§ Exercise prompt
Set down all of the data that follows word for word, without the images.

***** Record excerpts *****

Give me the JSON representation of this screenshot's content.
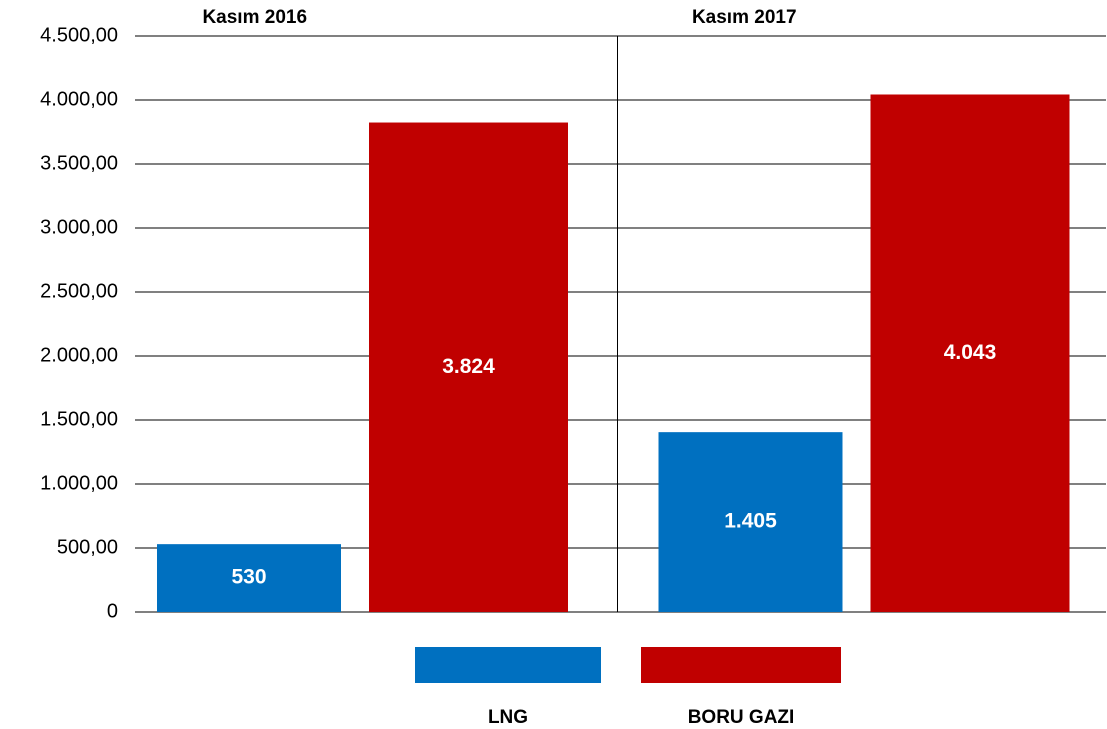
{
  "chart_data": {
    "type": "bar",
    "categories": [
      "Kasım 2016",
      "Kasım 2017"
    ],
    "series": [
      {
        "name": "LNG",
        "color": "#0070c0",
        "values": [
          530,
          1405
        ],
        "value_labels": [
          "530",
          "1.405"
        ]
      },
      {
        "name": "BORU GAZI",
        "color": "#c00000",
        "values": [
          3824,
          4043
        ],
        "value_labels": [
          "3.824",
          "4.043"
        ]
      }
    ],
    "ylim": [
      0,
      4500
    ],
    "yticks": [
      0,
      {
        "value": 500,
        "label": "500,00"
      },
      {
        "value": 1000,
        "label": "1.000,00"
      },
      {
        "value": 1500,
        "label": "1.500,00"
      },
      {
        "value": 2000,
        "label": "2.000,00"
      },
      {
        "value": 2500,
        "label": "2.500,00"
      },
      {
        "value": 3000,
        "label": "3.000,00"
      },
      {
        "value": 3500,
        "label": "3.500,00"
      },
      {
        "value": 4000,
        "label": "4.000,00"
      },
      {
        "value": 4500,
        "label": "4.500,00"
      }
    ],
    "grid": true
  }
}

*****

§ Correct answer
Give me the JSON representation of this screenshot's content.
{
  "chart_data": {
    "type": "bar",
    "categories": [
      "Kasım 2016",
      "Kasım 2017"
    ],
    "series": [
      {
        "name": "LNG",
        "color": "#0070c0",
        "values": [
          530,
          1405
        ],
        "value_labels": [
          "530",
          "1.405"
        ]
      },
      {
        "name": "BORU GAZI",
        "color": "#c00000",
        "values": [
          3824,
          4043
        ],
        "value_labels": [
          "3.824",
          "4.043"
        ]
      }
    ],
    "ylim": [
      0,
      4500
    ],
    "yticks": [
      0,
      {
        "value": 500,
        "label": "500,00"
      },
      {
        "value": 1000,
        "label": "1.000,00"
      },
      {
        "value": 1500,
        "label": "1.500,00"
      },
      {
        "value": 2000,
        "label": "2.000,00"
      },
      {
        "value": 2500,
        "label": "2.500,00"
      },
      {
        "value": 3000,
        "label": "3.000,00"
      },
      {
        "value": 3500,
        "label": "3.500,00"
      },
      {
        "value": 4000,
        "label": "4.000,00"
      },
      {
        "value": 4500,
        "label": "4.500,00"
      }
    ],
    "grid": true
  }
}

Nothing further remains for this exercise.